Do this »
For the data that follows, report how many lines contain the word "range", and nothing else.

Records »
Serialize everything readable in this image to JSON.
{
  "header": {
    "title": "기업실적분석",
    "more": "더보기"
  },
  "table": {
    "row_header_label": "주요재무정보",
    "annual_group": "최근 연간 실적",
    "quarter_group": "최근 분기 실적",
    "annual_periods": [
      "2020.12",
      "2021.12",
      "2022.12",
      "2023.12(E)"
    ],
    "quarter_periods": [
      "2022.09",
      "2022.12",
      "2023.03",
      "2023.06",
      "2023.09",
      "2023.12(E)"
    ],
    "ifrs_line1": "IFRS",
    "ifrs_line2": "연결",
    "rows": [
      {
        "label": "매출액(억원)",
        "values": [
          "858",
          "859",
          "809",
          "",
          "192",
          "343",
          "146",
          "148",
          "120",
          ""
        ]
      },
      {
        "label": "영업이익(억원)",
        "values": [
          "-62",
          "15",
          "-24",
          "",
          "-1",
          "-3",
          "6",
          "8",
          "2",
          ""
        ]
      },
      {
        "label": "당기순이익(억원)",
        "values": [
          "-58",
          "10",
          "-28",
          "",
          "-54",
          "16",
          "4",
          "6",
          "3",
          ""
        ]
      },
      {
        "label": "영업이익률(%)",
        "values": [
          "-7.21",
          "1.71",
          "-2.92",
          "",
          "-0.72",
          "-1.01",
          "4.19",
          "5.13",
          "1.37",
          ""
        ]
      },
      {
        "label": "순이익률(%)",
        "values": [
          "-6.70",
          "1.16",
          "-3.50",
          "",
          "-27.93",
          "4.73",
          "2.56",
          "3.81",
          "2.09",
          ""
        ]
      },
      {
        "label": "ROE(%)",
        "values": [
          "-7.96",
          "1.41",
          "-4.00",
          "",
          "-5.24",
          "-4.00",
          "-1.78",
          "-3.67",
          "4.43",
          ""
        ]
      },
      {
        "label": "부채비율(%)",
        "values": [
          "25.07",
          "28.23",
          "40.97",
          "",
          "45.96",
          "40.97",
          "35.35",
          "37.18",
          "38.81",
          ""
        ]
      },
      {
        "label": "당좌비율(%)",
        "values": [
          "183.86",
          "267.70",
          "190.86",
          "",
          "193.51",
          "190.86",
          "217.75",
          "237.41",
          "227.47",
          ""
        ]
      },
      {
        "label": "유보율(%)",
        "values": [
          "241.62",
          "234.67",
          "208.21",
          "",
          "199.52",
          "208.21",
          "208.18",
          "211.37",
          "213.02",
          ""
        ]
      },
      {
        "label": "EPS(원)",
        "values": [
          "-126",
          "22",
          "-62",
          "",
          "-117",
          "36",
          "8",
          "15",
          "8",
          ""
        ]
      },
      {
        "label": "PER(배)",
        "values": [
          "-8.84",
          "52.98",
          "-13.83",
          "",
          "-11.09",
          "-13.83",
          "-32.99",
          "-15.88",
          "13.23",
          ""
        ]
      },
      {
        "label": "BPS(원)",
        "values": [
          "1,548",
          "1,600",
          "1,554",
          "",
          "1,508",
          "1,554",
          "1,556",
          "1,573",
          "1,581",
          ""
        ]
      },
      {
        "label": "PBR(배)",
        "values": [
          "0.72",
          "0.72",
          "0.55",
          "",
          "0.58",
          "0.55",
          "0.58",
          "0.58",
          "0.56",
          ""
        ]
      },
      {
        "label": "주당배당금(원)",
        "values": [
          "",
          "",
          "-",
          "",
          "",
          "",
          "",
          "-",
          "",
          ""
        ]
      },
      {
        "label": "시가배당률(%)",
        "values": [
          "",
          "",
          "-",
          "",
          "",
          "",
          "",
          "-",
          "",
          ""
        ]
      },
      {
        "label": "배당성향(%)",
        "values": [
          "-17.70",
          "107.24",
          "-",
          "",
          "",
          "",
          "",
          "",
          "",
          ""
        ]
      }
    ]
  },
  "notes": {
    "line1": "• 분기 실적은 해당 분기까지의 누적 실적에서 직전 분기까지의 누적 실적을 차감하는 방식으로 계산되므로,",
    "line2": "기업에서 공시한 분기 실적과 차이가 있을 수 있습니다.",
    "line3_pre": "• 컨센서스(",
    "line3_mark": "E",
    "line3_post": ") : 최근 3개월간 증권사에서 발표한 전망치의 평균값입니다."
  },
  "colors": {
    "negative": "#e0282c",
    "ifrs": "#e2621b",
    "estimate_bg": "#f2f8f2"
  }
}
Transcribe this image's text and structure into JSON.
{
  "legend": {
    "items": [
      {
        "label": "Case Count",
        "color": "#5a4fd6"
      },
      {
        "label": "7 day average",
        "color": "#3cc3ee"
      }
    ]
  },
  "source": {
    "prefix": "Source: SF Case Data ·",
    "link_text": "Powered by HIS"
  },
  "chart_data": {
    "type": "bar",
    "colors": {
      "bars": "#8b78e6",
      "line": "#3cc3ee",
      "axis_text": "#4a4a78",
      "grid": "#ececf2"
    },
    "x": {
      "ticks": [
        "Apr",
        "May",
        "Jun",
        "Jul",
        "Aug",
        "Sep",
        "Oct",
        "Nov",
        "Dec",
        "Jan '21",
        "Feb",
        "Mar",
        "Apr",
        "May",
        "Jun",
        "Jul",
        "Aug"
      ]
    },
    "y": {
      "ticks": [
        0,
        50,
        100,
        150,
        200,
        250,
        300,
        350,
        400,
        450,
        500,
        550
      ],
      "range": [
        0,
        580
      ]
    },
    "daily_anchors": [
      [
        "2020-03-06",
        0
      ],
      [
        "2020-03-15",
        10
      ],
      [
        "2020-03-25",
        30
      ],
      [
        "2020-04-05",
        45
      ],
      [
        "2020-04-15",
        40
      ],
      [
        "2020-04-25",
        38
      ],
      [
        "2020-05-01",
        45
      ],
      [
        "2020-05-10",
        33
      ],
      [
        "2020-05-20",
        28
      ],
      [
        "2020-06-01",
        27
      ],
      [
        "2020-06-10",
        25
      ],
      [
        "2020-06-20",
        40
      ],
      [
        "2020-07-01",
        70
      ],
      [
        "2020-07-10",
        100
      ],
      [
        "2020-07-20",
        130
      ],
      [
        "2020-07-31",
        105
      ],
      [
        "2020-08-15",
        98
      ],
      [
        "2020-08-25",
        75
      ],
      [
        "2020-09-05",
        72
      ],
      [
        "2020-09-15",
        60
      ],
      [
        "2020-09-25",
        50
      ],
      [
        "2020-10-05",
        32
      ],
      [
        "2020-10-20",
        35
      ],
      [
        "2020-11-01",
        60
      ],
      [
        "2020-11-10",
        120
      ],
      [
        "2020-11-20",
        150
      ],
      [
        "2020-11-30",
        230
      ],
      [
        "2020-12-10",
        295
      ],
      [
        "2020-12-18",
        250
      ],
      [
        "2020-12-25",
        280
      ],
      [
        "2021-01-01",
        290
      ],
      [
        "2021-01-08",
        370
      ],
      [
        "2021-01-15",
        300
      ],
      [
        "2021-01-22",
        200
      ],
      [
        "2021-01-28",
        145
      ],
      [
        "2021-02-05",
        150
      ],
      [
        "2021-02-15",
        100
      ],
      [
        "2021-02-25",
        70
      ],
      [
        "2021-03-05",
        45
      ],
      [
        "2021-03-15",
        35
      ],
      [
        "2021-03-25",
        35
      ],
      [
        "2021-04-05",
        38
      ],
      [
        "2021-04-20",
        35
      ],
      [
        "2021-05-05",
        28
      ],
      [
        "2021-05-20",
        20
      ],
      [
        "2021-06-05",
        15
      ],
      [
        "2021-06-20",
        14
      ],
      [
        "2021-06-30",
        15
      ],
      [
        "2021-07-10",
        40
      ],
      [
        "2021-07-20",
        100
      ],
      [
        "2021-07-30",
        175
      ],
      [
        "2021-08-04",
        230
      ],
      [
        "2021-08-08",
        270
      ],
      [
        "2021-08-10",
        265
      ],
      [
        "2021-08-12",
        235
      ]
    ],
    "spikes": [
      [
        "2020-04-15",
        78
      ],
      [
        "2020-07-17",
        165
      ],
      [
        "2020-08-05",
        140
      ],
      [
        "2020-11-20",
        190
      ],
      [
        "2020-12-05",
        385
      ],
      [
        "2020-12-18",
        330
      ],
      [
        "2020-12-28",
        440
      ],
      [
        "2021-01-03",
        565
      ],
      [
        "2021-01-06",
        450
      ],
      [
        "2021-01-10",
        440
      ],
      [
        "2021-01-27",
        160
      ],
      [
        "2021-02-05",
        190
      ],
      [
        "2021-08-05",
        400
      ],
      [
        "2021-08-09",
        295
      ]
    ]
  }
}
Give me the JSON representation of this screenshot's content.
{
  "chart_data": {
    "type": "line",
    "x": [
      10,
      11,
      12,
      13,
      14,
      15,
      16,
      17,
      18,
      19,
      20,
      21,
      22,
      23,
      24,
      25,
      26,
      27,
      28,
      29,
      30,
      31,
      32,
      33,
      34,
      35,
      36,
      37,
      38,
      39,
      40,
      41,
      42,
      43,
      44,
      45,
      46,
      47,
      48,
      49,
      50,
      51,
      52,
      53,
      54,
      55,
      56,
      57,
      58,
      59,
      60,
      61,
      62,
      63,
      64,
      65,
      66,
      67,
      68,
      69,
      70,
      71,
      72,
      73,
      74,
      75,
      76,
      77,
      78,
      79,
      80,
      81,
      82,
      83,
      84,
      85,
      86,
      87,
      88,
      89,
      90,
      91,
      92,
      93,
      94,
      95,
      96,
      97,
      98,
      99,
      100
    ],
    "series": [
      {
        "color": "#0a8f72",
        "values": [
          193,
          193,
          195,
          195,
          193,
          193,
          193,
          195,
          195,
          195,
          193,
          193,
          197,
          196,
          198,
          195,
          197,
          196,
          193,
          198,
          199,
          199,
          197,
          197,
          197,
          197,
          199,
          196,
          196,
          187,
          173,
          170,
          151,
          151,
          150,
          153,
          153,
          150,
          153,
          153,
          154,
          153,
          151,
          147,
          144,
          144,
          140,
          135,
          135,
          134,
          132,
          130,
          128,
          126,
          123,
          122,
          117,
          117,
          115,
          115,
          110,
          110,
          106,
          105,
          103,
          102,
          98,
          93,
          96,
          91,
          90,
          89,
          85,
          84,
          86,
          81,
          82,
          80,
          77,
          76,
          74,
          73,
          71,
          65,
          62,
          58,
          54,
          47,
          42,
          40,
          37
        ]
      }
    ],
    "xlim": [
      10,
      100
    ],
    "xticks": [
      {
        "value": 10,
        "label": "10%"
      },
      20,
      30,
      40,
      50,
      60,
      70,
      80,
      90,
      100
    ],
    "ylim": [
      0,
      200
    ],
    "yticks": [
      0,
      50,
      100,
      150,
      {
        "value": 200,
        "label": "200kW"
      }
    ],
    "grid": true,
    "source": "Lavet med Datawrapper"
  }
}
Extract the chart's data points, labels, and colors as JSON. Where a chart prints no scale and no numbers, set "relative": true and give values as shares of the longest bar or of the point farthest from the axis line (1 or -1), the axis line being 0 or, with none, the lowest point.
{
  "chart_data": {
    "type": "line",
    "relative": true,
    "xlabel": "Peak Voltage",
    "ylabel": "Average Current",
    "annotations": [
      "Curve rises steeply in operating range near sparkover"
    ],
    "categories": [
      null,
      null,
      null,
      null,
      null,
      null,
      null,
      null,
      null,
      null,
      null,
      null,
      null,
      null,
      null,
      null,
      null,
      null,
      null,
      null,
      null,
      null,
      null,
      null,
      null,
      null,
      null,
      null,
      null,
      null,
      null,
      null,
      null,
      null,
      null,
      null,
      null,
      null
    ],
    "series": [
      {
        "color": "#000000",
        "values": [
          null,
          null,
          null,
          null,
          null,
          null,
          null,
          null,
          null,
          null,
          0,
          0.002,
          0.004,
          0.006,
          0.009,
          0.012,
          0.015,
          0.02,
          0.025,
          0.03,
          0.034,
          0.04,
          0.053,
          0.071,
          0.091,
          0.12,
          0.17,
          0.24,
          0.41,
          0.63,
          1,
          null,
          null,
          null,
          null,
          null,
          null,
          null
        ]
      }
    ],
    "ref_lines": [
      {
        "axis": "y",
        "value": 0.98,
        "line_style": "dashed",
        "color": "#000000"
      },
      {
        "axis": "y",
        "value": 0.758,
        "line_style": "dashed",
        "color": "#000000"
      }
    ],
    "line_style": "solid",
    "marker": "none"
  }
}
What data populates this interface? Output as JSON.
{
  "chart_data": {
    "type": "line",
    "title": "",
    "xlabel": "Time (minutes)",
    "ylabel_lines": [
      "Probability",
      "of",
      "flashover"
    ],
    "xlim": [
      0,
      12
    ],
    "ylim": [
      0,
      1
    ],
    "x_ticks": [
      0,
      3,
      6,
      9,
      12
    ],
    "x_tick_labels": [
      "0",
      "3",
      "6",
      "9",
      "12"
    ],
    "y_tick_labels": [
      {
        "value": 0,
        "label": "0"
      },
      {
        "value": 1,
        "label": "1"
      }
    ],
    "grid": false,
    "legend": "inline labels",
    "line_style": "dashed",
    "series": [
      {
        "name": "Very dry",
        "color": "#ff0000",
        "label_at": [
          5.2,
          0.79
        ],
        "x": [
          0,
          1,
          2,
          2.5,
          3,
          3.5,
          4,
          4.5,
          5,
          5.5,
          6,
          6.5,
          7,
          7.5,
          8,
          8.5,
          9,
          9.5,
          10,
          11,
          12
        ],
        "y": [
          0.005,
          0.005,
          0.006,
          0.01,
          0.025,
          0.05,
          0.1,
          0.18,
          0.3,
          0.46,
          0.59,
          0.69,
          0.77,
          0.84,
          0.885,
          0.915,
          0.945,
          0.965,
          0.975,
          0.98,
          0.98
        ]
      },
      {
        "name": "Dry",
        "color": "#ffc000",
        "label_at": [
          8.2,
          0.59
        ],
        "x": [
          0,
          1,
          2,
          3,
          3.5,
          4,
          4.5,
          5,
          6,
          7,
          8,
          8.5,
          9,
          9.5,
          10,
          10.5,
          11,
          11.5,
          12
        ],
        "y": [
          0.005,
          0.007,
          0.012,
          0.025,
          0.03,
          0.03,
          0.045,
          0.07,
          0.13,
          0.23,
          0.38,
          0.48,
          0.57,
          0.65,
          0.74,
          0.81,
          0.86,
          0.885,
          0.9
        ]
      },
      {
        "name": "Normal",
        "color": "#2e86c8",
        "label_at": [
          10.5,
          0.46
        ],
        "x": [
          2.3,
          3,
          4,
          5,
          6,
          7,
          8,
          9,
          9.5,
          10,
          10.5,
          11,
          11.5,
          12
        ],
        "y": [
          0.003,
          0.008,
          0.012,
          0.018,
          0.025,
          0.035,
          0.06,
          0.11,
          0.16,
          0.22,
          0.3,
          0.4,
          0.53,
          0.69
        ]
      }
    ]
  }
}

Exercise solution »
2